* **Data for the task**:
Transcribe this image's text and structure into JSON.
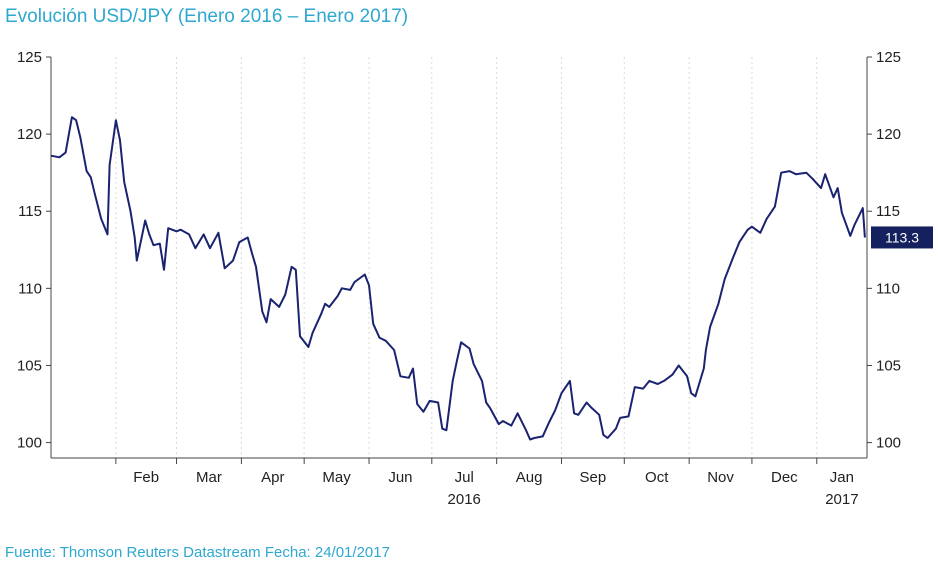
{
  "title": "Evolución USD/JPY (Enero 2016 – Enero 2017)",
  "source": "Fuente: Thomson Reuters Datastream Fecha: 24/01/2017",
  "colors": {
    "text_accent": "#2ea8d0",
    "series": "#1a2370",
    "label_bg": "#14215e",
    "grid": "#d9d9d9",
    "axis": "#444444"
  },
  "chart_data": {
    "type": "line",
    "title": "Evolución USD/JPY (Enero 2016 – Enero 2017)",
    "xlabel": "",
    "ylabel": "",
    "ylim": [
      99,
      125
    ],
    "yticks": [
      100,
      105,
      110,
      115,
      120,
      125
    ],
    "right_axis": true,
    "grid": "vertical",
    "months": [
      "Feb",
      "Mar",
      "Apr",
      "May",
      "Jun",
      "Jul",
      "Aug",
      "Sep",
      "Oct",
      "Nov",
      "Dec",
      "Jan"
    ],
    "year_labels": [
      "2016",
      "2017"
    ],
    "last_value_label": "113.3",
    "series": [
      {
        "x": [
          "2016-01-01",
          "2016-01-05",
          "2016-01-08",
          "2016-01-11",
          "2016-01-13",
          "2016-01-15",
          "2016-01-18",
          "2016-01-20",
          "2016-01-22",
          "2016-01-25",
          "2016-01-28",
          "2016-01-29",
          "2016-02-01",
          "2016-02-03",
          "2016-02-05",
          "2016-02-08",
          "2016-02-10",
          "2016-02-11",
          "2016-02-15",
          "2016-02-17",
          "2016-02-19",
          "2016-02-22",
          "2016-02-24",
          "2016-02-26",
          "2016-03-01",
          "2016-03-03",
          "2016-03-07",
          "2016-03-10",
          "2016-03-14",
          "2016-03-17",
          "2016-03-21",
          "2016-03-24",
          "2016-03-28",
          "2016-03-31",
          "2016-04-04",
          "2016-04-06",
          "2016-04-08",
          "2016-04-11",
          "2016-04-13",
          "2016-04-15",
          "2016-04-19",
          "2016-04-22",
          "2016-04-25",
          "2016-04-27",
          "2016-04-29",
          "2016-05-03",
          "2016-05-05",
          "2016-05-09",
          "2016-05-11",
          "2016-05-13",
          "2016-05-17",
          "2016-05-19",
          "2016-05-23",
          "2016-05-25",
          "2016-05-30",
          "2016-06-01",
          "2016-06-03",
          "2016-06-06",
          "2016-06-09",
          "2016-06-13",
          "2016-06-16",
          "2016-06-20",
          "2016-06-22",
          "2016-06-24",
          "2016-06-27",
          "2016-06-30",
          "2016-07-04",
          "2016-07-06",
          "2016-07-08",
          "2016-07-11",
          "2016-07-13",
          "2016-07-15",
          "2016-07-19",
          "2016-07-21",
          "2016-07-25",
          "2016-07-27",
          "2016-07-29",
          "2016-08-02",
          "2016-08-04",
          "2016-08-08",
          "2016-08-11",
          "2016-08-15",
          "2016-08-17",
          "2016-08-19",
          "2016-08-23",
          "2016-08-26",
          "2016-08-29",
          "2016-09-01",
          "2016-09-05",
          "2016-09-07",
          "2016-09-09",
          "2016-09-13",
          "2016-09-15",
          "2016-09-19",
          "2016-09-21",
          "2016-09-23",
          "2016-09-27",
          "2016-09-29",
          "2016-10-03",
          "2016-10-06",
          "2016-10-10",
          "2016-10-13",
          "2016-10-17",
          "2016-10-20",
          "2016-10-24",
          "2016-10-27",
          "2016-10-31",
          "2016-11-02",
          "2016-11-04",
          "2016-11-08",
          "2016-11-09",
          "2016-11-11",
          "2016-11-15",
          "2016-11-18",
          "2016-11-22",
          "2016-11-25",
          "2016-11-29",
          "2016-12-01",
          "2016-12-05",
          "2016-12-08",
          "2016-12-12",
          "2016-12-15",
          "2016-12-19",
          "2016-12-22",
          "2016-12-27",
          "2016-12-30",
          "2017-01-03",
          "2017-01-05",
          "2017-01-09",
          "2017-01-11",
          "2017-01-13",
          "2017-01-17",
          "2017-01-19",
          "2017-01-23",
          "2017-01-24"
        ],
        "y": [
          118.6,
          118.5,
          118.8,
          121.1,
          120.9,
          119.8,
          117.6,
          117.2,
          116.1,
          114.5,
          113.5,
          118.0,
          120.9,
          119.6,
          116.9,
          115.0,
          113.3,
          111.8,
          114.4,
          113.5,
          112.8,
          112.9,
          111.2,
          113.9,
          113.7,
          113.8,
          113.5,
          112.6,
          113.5,
          112.6,
          113.6,
          111.3,
          111.8,
          113.0,
          113.3,
          112.3,
          111.4,
          108.5,
          107.8,
          109.3,
          108.8,
          109.6,
          111.4,
          111.2,
          106.9,
          106.2,
          107.1,
          108.3,
          109.0,
          108.8,
          109.5,
          110.0,
          109.9,
          110.4,
          110.9,
          110.2,
          107.7,
          106.8,
          106.6,
          106.0,
          104.3,
          104.2,
          104.8,
          102.5,
          102.0,
          102.7,
          102.6,
          100.9,
          100.8,
          104.0,
          105.3,
          106.5,
          106.1,
          105.1,
          104.0,
          102.6,
          102.2,
          101.2,
          101.4,
          101.1,
          101.9,
          100.8,
          100.2,
          100.3,
          100.4,
          101.3,
          102.1,
          103.2,
          104.0,
          101.9,
          101.8,
          102.6,
          102.3,
          101.8,
          100.5,
          100.3,
          100.9,
          101.6,
          101.7,
          103.6,
          103.5,
          104.0,
          103.8,
          104.0,
          104.4,
          105.0,
          104.3,
          103.2,
          103.0,
          104.8,
          106.0,
          107.5,
          109.0,
          110.6,
          112.0,
          113.0,
          113.8,
          114.0,
          113.6,
          114.5,
          115.3,
          117.5,
          117.6,
          117.4,
          117.5,
          117.1,
          116.5,
          117.4,
          115.9,
          116.5,
          114.9,
          113.4,
          114.1,
          115.2,
          113.3
        ]
      }
    ]
  }
}
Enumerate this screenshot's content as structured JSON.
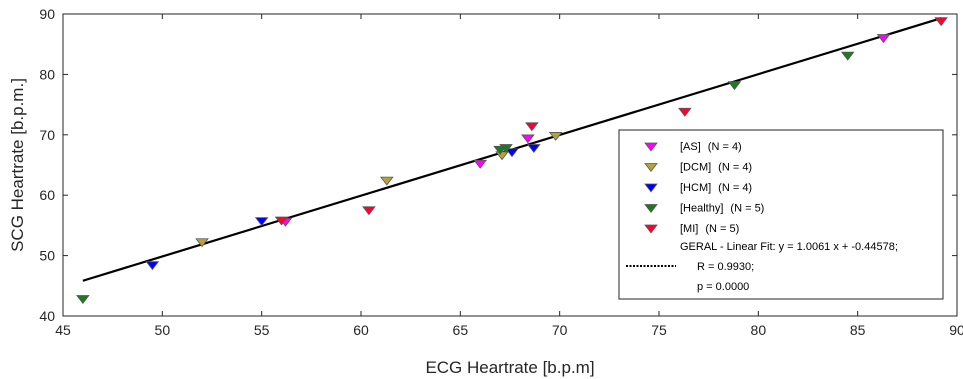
{
  "chart_data": {
    "type": "scatter",
    "xlabel": "ECG Heartrate [b.p.m]",
    "ylabel": "SCG Heartrate [b.p.m.]",
    "xlim": [
      45,
      90
    ],
    "ylim": [
      40,
      90
    ],
    "xticks": [
      "45",
      "50",
      "55",
      "60",
      "65",
      "70",
      "75",
      "80",
      "85",
      "90"
    ],
    "yticks": [
      "40",
      "50",
      "60",
      "70",
      "80",
      "90"
    ],
    "grid": false,
    "legend_position": "lower-right",
    "series": [
      {
        "name": "[AS]",
        "count_label": "(N = 4)",
        "color": "#ff00ff",
        "points": [
          [
            56.2,
            55.7
          ],
          [
            66.0,
            65.3
          ],
          [
            68.4,
            69.5
          ],
          [
            86.3,
            86.1
          ]
        ]
      },
      {
        "name": "[DCM]",
        "count_label": "(N = 4)",
        "color": "#b5a23a",
        "points": [
          [
            52.0,
            52.3
          ],
          [
            61.3,
            62.5
          ],
          [
            67.1,
            66.7
          ],
          [
            69.8,
            69.9
          ]
        ]
      },
      {
        "name": "[HCM]",
        "count_label": "(N = 4)",
        "color": "#0000ff",
        "points": [
          [
            49.5,
            48.5
          ],
          [
            55.0,
            55.8
          ],
          [
            67.6,
            67.2
          ],
          [
            68.7,
            67.9
          ]
        ]
      },
      {
        "name": "[Healthy]",
        "count_label": "(N = 5)",
        "color": "#1f7a1f",
        "points": [
          [
            46.0,
            42.9
          ],
          [
            67.0,
            67.6
          ],
          [
            67.3,
            67.9
          ],
          [
            78.8,
            78.3
          ],
          [
            84.5,
            83.2
          ]
        ]
      },
      {
        "name": "[MI]",
        "count_label": "(N = 5)",
        "color": "#ff0033",
        "points": [
          [
            56.0,
            55.9
          ],
          [
            60.4,
            57.6
          ],
          [
            68.6,
            71.5
          ],
          [
            76.3,
            73.9
          ],
          [
            89.2,
            88.9
          ]
        ]
      }
    ],
    "fit": {
      "line_legend": "GERAL - Linear Fit: y = 1.0061 x + -0.44578;",
      "r_text": "R = 0.9930;",
      "p_text": "p = 0.0000",
      "slope": 1.0061,
      "intercept": -0.44578,
      "x_range": [
        46.0,
        89.2
      ],
      "color": "#000000"
    }
  }
}
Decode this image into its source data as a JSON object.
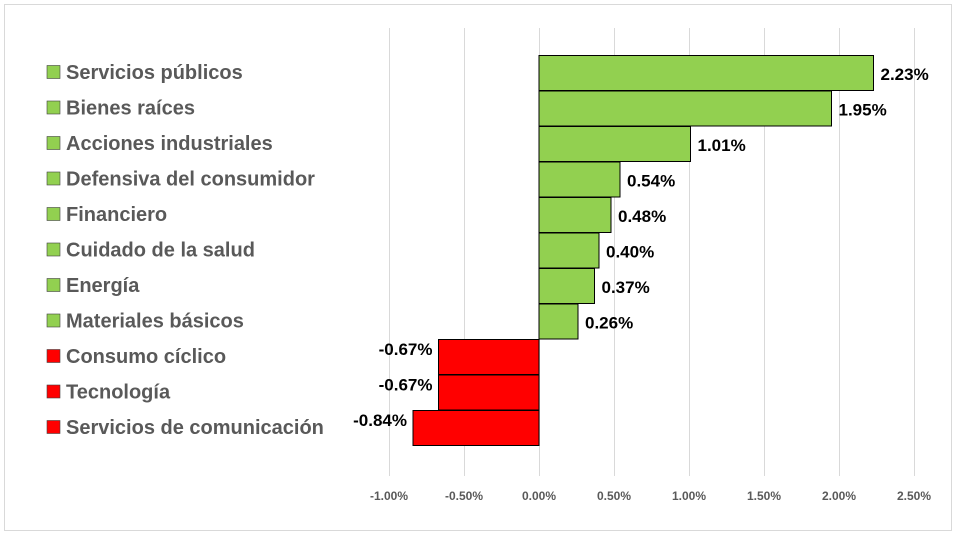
{
  "chart_data": {
    "type": "bar",
    "orientation": "horizontal",
    "categories": [
      "Servicios públicos",
      "Bienes raíces",
      "Acciones industriales",
      "Defensiva del consumidor",
      "Financiero",
      "Cuidado de la salud",
      "Energía",
      "Materiales básicos",
      "Consumo cíclico",
      "Tecnología",
      "Servicios de comunicación"
    ],
    "values": [
      2.23,
      1.95,
      1.01,
      0.54,
      0.48,
      0.4,
      0.37,
      0.26,
      -0.67,
      -0.67,
      -0.84
    ],
    "data_labels": [
      "2.23%",
      "1.95%",
      "1.01%",
      "0.54%",
      "0.48%",
      "0.40%",
      "0.37%",
      "0.26%",
      "-0.67%",
      "-0.67%",
      "-0.84%"
    ],
    "xlim": [
      -1.0,
      2.5
    ],
    "xticks": [
      -1.0,
      -0.5,
      0.0,
      0.5,
      1.0,
      1.5,
      2.0,
      2.5
    ],
    "xtick_labels": [
      "-1.00%",
      "-0.50%",
      "0.00%",
      "0.50%",
      "1.00%",
      "1.50%",
      "2.00%",
      "2.50%"
    ],
    "grid": "vertical",
    "legend": "left",
    "colors": {
      "positive": "#92d050",
      "negative": "#ff0000",
      "outline": "#000000",
      "grid": "#d9d9d9"
    },
    "title": "",
    "xlabel": "",
    "ylabel": ""
  }
}
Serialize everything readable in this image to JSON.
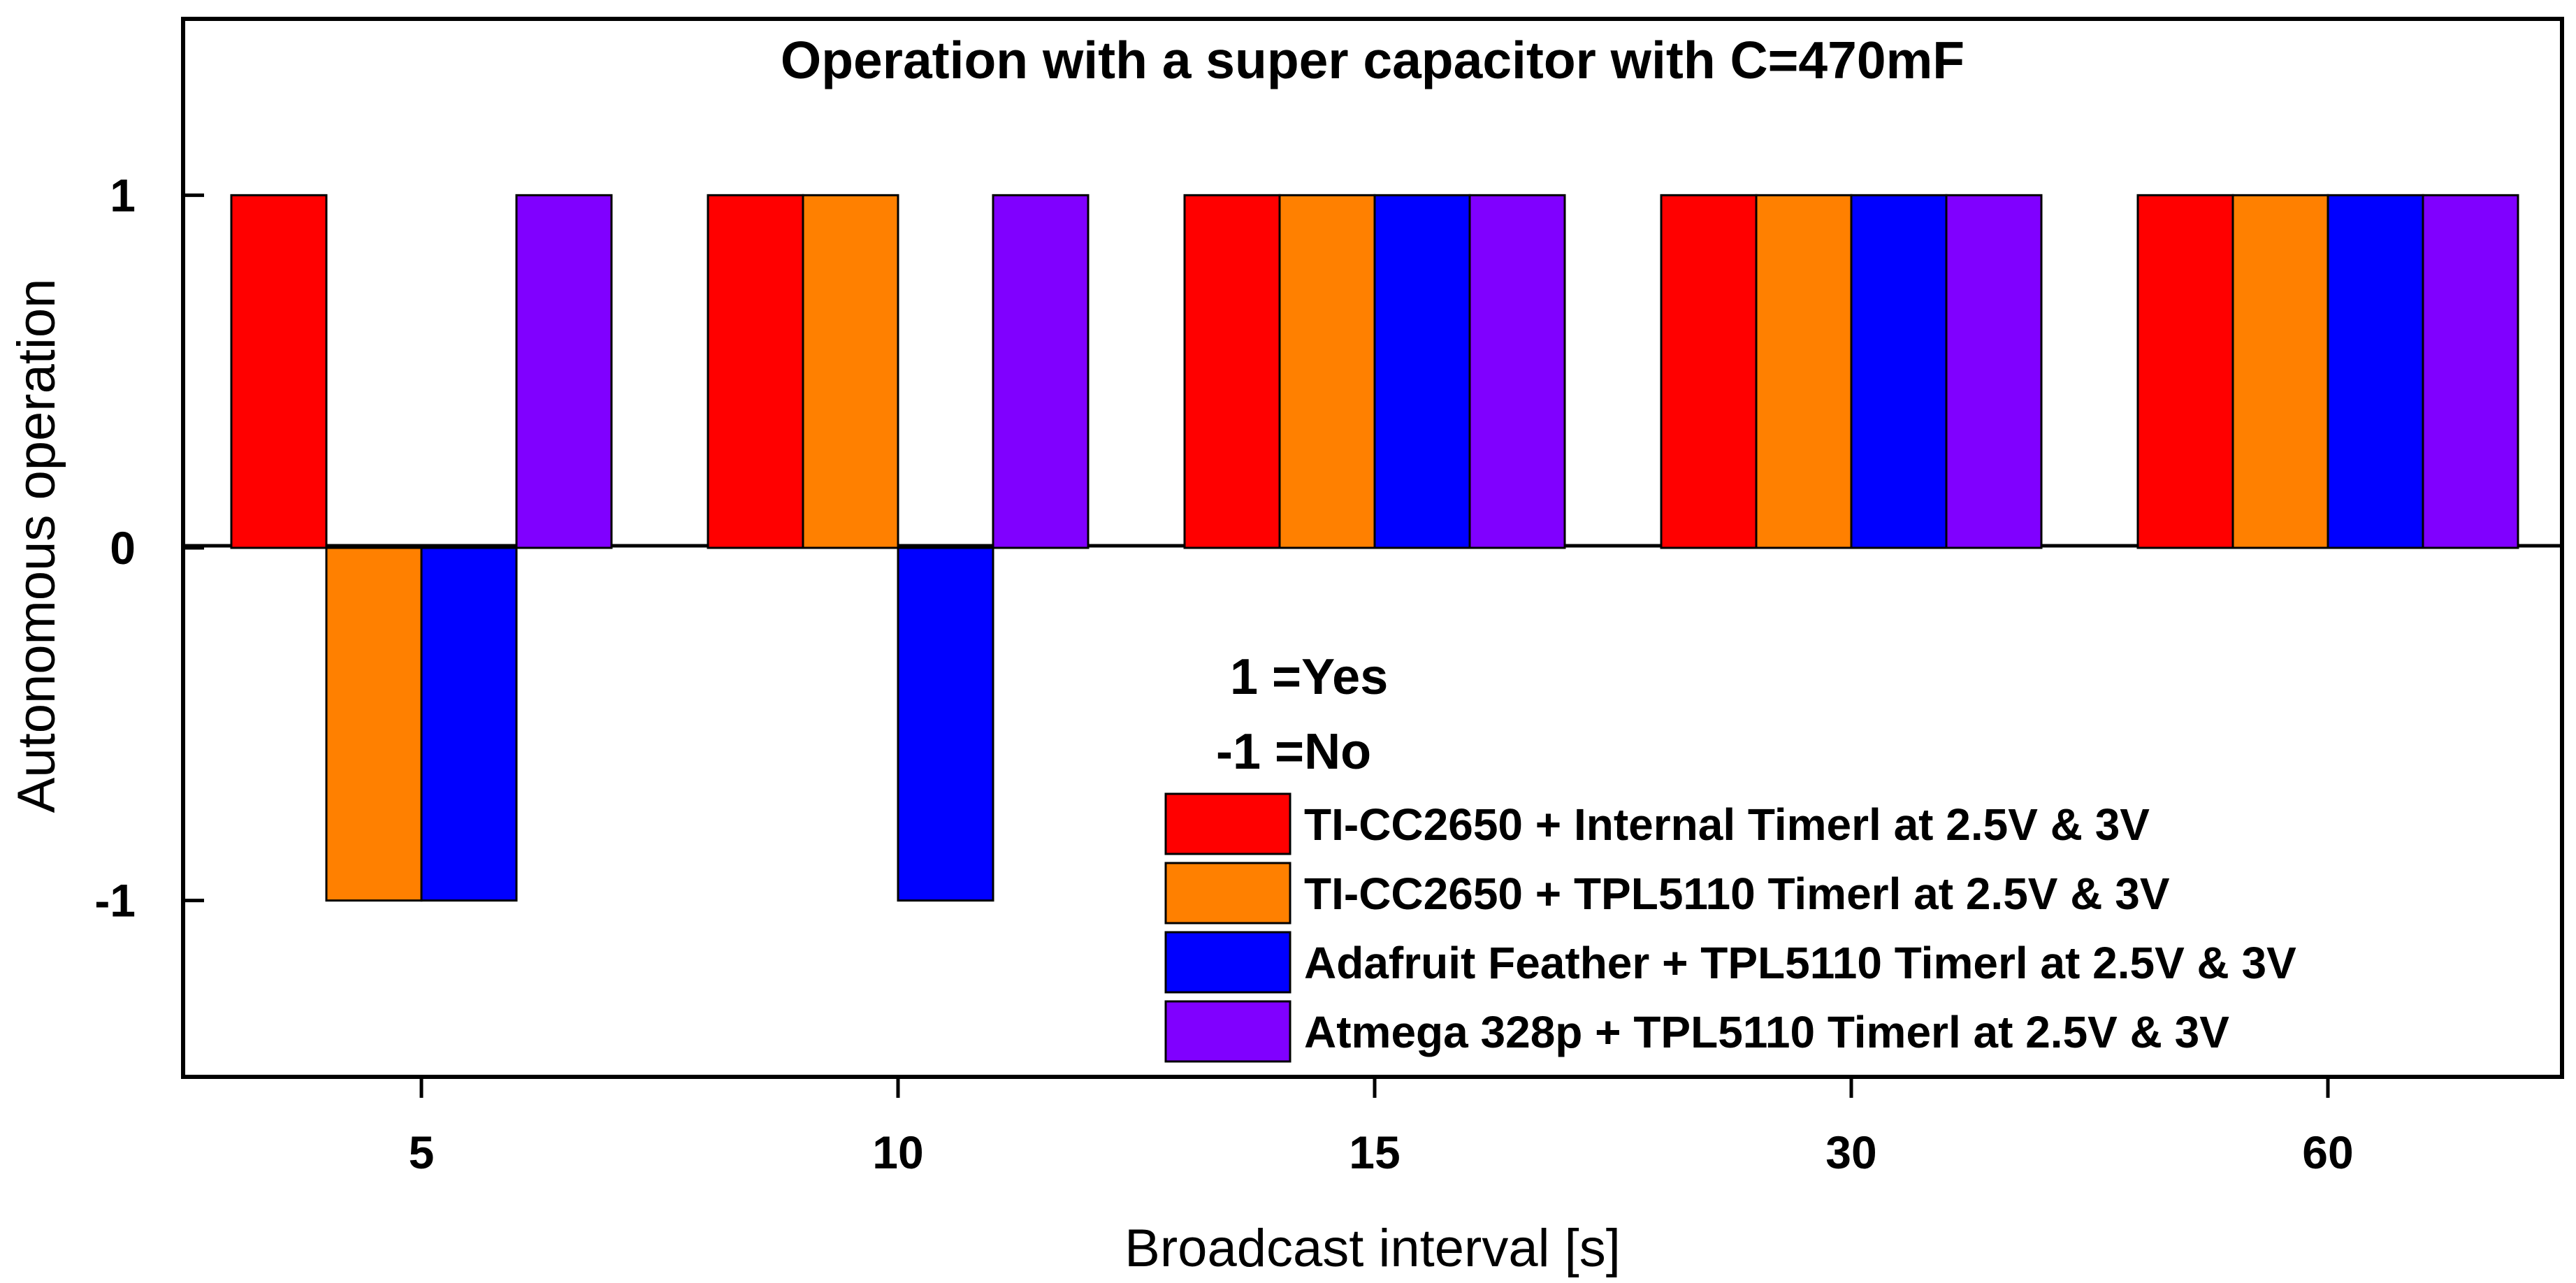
{
  "chart_data": {
    "type": "bar",
    "title": "Operation with a super capacitor with C=470mF",
    "xlabel": "Broadcast interval [s]",
    "ylabel": "Autonomous operation",
    "categories": [
      "5",
      "10",
      "15",
      "30",
      "60"
    ],
    "ylim": [
      -1.5,
      1.5
    ],
    "yticks": [
      {
        "value": 1,
        "label": "1"
      },
      {
        "value": 0,
        "label": "0"
      },
      {
        "value": -1,
        "label": "-1"
      }
    ],
    "series": [
      {
        "name": "TI-CC2650 + Internal Timerl at 2.5V & 3V",
        "color": "#ff0000",
        "values": [
          1,
          1,
          1,
          1,
          1
        ]
      },
      {
        "name": "TI-CC2650 + TPL5110 Timerl at 2.5V & 3V",
        "color": "#ff8000",
        "values": [
          -1,
          1,
          1,
          1,
          1
        ]
      },
      {
        "name": "Adafruit Feather + TPL5110 Timerl at 2.5V & 3V",
        "color": "#0000ff",
        "values": [
          -1,
          -1,
          1,
          1,
          1
        ]
      },
      {
        "name": "Atmega 328p + TPL5110 Timerl at 2.5V & 3V",
        "color": "#8000ff",
        "values": [
          1,
          1,
          1,
          1,
          1
        ]
      }
    ],
    "notes": [
      "1 =Yes",
      "-1 =No"
    ],
    "grid": false,
    "legend_position": "bottom-right"
  }
}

* **Request**: Read the lines above. Gather those in which the string "name" is found.

* **Solution for this problem**:
        "name": "[AS]",
        "name": "[DCM]",
        "name": "[HCM]",
        "name": "[Healthy]",
        "name": "[MI]",
        "name": "TI-CC2650 + Internal Timerl at 2.5V & 3V",
        "name": "TI-CC2650 + TPL5110 Timerl at 2.5V & 3V",
        "name": "Adafruit Feather + TPL5110 Timerl at 2.5V & 3V",
        "name": "Atmega 328p + TPL5110 Timerl at 2.5V & 3V",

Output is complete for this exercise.